TASK REQUIREMENTS:
Answer with a single number, the count of lines holding the word "القحطاني".
╭─ DATA TO USE
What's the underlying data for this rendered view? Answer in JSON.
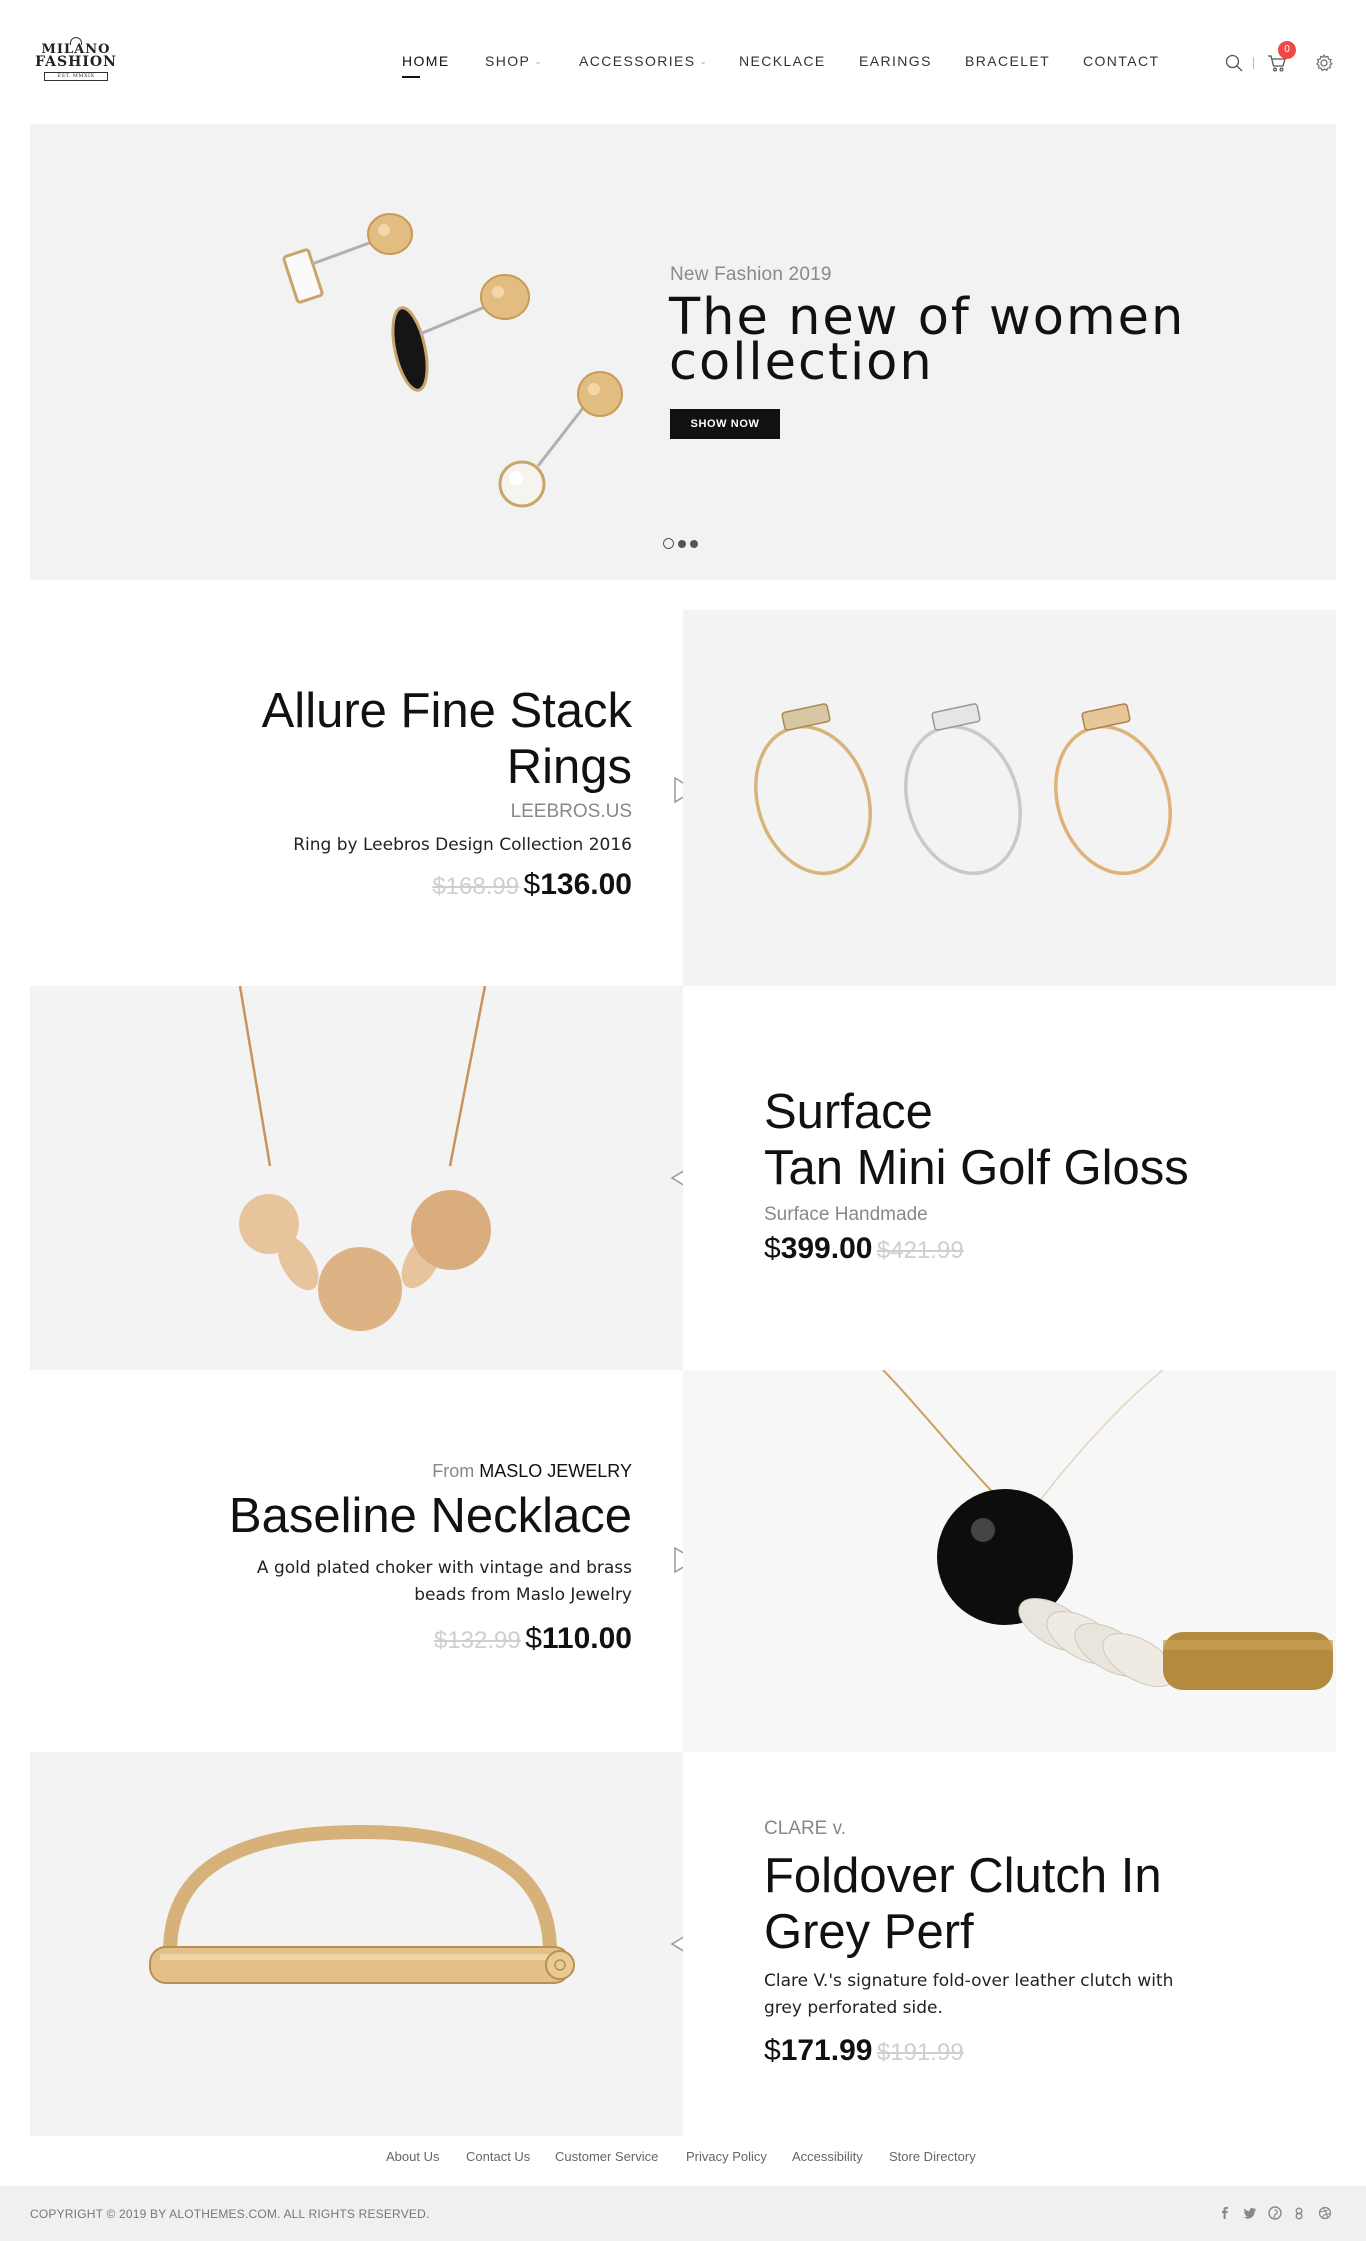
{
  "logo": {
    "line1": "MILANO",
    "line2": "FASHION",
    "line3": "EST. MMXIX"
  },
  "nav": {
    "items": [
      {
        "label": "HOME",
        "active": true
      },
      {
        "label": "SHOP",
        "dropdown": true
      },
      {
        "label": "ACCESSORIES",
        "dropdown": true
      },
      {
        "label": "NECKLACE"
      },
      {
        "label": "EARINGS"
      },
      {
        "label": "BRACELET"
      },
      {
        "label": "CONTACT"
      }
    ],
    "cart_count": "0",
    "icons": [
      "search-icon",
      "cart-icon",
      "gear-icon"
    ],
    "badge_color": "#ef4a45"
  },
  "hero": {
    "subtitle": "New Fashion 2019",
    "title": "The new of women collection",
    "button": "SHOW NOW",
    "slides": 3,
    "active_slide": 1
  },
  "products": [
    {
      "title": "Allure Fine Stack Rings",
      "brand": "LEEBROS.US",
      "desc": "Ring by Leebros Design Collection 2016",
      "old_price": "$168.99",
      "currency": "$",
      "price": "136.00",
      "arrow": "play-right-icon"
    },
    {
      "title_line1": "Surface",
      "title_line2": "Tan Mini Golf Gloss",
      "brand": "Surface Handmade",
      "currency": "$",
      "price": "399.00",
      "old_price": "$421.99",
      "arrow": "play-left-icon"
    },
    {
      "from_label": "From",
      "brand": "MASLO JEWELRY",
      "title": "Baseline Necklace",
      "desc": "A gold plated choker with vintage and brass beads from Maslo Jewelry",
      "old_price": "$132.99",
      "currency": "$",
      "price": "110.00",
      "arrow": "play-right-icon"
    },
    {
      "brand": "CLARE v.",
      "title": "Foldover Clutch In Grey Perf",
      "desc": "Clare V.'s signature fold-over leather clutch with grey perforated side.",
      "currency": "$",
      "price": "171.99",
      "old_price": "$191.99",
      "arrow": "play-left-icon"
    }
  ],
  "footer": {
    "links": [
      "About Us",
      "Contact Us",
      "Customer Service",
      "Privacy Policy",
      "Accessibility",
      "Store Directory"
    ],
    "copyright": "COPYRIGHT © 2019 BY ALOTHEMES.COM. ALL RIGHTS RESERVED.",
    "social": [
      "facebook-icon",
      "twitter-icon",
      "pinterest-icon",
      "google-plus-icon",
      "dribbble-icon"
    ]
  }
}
╰─
╭─ DATA TO USE
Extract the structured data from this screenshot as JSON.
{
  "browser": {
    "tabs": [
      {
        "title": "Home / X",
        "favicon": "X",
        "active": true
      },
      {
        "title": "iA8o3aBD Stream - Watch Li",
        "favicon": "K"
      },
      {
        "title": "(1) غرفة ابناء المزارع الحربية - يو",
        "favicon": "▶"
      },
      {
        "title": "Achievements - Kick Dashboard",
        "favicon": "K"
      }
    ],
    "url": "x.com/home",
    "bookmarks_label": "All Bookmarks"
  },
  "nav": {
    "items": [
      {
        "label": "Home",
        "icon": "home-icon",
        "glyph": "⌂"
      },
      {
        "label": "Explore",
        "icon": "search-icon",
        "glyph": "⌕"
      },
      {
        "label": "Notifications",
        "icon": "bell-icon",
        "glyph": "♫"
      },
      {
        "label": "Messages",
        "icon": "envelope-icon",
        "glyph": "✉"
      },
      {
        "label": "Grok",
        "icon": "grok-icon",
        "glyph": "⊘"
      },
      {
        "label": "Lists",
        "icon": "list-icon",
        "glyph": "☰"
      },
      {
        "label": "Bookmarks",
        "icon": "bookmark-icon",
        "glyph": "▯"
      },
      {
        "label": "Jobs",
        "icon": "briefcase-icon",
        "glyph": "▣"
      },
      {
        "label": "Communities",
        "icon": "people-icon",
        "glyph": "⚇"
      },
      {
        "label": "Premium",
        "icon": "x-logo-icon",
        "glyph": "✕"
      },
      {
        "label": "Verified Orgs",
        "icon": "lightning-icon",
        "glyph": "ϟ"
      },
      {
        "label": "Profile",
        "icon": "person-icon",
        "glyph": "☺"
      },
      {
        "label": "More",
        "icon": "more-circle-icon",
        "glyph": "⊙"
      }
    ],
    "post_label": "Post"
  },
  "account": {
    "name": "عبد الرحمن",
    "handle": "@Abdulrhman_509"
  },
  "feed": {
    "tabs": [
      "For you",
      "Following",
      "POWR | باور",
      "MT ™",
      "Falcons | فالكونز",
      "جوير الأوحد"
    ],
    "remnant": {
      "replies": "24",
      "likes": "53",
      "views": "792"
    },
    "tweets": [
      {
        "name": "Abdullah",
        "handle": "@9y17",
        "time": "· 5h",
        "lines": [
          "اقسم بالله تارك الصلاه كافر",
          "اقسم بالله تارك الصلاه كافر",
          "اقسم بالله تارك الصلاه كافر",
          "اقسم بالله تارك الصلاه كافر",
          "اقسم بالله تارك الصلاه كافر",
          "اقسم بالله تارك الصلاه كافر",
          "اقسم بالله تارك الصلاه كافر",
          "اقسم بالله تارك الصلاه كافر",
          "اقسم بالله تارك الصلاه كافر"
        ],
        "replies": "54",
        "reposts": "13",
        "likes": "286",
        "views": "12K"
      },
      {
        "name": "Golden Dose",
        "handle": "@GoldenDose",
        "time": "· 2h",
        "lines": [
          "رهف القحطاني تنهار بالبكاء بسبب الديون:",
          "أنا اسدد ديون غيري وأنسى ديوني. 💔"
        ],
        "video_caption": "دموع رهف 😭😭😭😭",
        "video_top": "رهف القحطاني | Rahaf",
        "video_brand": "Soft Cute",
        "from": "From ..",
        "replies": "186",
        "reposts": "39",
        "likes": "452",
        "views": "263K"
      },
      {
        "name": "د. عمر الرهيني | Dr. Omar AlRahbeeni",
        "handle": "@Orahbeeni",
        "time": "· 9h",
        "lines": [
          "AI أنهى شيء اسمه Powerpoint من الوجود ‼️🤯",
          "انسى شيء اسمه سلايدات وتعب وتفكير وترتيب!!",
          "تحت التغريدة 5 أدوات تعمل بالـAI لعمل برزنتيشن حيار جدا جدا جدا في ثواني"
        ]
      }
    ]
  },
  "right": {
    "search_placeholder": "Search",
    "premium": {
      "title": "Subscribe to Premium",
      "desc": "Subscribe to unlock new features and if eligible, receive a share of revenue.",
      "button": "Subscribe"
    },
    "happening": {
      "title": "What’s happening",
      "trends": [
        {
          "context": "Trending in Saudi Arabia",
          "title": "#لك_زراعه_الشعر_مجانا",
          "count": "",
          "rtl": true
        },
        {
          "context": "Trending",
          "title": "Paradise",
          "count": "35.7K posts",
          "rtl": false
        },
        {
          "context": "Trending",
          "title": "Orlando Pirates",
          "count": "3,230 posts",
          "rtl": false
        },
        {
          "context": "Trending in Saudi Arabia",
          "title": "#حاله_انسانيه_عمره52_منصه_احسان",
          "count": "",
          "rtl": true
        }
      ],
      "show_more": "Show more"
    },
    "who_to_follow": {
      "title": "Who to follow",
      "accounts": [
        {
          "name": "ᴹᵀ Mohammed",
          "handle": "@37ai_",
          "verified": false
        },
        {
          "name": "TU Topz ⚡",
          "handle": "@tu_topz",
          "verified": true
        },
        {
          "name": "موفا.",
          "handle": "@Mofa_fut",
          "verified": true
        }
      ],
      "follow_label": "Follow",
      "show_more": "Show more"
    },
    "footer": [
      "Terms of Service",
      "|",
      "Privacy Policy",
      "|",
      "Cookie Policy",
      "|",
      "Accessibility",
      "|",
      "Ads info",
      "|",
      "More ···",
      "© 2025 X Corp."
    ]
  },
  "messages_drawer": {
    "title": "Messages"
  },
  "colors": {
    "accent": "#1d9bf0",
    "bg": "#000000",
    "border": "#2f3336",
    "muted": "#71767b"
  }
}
╰─
EXERCISE ANSWER:
2